● **WORK REQUIRED**: Exactly as given, repeat all of the entries.

● **MATERIAL FOR THIS TASK**:
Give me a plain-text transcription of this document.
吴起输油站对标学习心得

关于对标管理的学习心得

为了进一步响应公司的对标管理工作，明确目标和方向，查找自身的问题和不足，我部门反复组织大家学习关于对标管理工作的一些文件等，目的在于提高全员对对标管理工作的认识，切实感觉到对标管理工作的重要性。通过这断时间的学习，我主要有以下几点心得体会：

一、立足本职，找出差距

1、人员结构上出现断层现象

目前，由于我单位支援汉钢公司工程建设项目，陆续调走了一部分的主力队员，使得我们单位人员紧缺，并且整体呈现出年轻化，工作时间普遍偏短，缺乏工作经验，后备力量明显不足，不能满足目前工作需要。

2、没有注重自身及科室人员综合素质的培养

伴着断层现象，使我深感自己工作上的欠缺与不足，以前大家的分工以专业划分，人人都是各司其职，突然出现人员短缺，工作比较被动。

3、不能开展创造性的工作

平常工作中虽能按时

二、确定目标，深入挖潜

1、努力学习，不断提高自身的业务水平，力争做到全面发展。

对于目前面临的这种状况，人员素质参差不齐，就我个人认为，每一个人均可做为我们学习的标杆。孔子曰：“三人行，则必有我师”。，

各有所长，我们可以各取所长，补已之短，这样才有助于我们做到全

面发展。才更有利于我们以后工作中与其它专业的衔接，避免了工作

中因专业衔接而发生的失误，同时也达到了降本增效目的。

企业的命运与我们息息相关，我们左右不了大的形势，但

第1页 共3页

● **EXPECTED ANSWER**:
Give me a plain-text transcription of this document.
吴起输油站对标学习心得

关于对标管理的学习心得

为了进一步响应公司的对标管理工作，明确目标和方向，查找自身的问题和不足，我部门反复组织大家学习关于对标管理工作的一些文件等，目的在于提高全员对对标管理工作的认识，切实感觉到对标管理工作的重要性。通过这断时间的学习，我主要有以下几点心得体会：

一、立足本职，找出差距

1、人员结构上出现断层现象

目前，由于我单位支援汉钢公司工程建设项目，陆续调走了一部分的主力队员，使得我们单位人员紧缺，并且整体呈现出年轻化，工作时间普遍偏短，缺乏工作经验，后备力量明显不足，不能满足目前工作需要。

2、没有注重自身及科室人员综合素质的培养

伴着断层现象，使我深感自己工作上的欠缺与不足，以前大家的分工以专业划分，人人都是各司其职，突然出现人员短缺，工作比较被动。

3、不能开展创造性的工作

平常工作中虽能按时

二、确定目标，深入挖潜

1、努力学习，不断提高自身的业务水平，力争做到全面发展。

对于目前面临的这种状况，人员素质参差不齐，就我个人认为，每一个人均可做为我们学习的标杆。孔子曰：“三人行，则必有我师”。，

各有所长，我们可以各取所长，补已之短，这样才有助于我们做到全

面发展。才更有利于我们以后工作中与其它专业的衔接，避免了工作

中因专业衔接而发生的失误，同时也达到了降本增效目的。

企业的命运与我们息息相关，我们左右不了大的形势，但

第1页 共3页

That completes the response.